(WHAT TO DO) Keep only the lines where "JSON" appears.

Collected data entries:
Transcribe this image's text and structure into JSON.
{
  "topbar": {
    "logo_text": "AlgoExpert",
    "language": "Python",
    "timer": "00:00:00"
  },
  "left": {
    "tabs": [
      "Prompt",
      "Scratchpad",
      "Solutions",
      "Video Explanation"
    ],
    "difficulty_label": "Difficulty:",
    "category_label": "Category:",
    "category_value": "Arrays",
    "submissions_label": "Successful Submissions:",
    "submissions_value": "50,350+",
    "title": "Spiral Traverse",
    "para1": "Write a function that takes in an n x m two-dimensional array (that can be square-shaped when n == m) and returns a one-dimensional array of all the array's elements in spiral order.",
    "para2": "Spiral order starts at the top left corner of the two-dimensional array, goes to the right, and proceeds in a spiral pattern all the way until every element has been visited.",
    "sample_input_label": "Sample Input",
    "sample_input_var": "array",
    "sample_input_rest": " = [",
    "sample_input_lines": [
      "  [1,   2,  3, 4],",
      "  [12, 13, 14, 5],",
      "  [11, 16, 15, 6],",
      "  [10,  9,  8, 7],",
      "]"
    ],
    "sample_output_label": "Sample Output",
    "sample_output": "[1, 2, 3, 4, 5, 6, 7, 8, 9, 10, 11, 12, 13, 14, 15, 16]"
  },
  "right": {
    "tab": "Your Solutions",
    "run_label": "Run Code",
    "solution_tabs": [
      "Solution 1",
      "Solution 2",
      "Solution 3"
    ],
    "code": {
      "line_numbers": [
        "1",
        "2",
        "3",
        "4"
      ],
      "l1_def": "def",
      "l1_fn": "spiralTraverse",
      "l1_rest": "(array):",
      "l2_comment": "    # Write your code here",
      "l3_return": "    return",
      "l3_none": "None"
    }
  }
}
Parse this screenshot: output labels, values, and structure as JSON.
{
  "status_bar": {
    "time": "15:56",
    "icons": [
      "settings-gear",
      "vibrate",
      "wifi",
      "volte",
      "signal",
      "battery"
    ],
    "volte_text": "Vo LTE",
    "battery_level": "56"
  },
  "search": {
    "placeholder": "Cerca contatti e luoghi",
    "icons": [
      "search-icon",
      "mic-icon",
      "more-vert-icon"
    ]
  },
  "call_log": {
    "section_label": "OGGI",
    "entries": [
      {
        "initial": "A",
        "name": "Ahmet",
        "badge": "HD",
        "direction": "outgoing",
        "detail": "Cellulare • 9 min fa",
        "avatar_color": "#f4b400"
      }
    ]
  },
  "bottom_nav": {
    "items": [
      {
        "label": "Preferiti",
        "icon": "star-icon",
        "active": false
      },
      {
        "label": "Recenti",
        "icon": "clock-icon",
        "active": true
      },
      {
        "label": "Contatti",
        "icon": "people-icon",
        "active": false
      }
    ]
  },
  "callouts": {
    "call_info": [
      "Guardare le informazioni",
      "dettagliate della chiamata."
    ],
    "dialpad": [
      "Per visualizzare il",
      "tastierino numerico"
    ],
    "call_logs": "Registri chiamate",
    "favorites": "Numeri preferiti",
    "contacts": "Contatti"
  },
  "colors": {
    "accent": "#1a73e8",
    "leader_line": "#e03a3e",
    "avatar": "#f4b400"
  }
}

(EXPECTED OUTPUT)
Transcribe this image's text and structure into JSON.
Parse this screenshot: output labels, values, and structure as JSON.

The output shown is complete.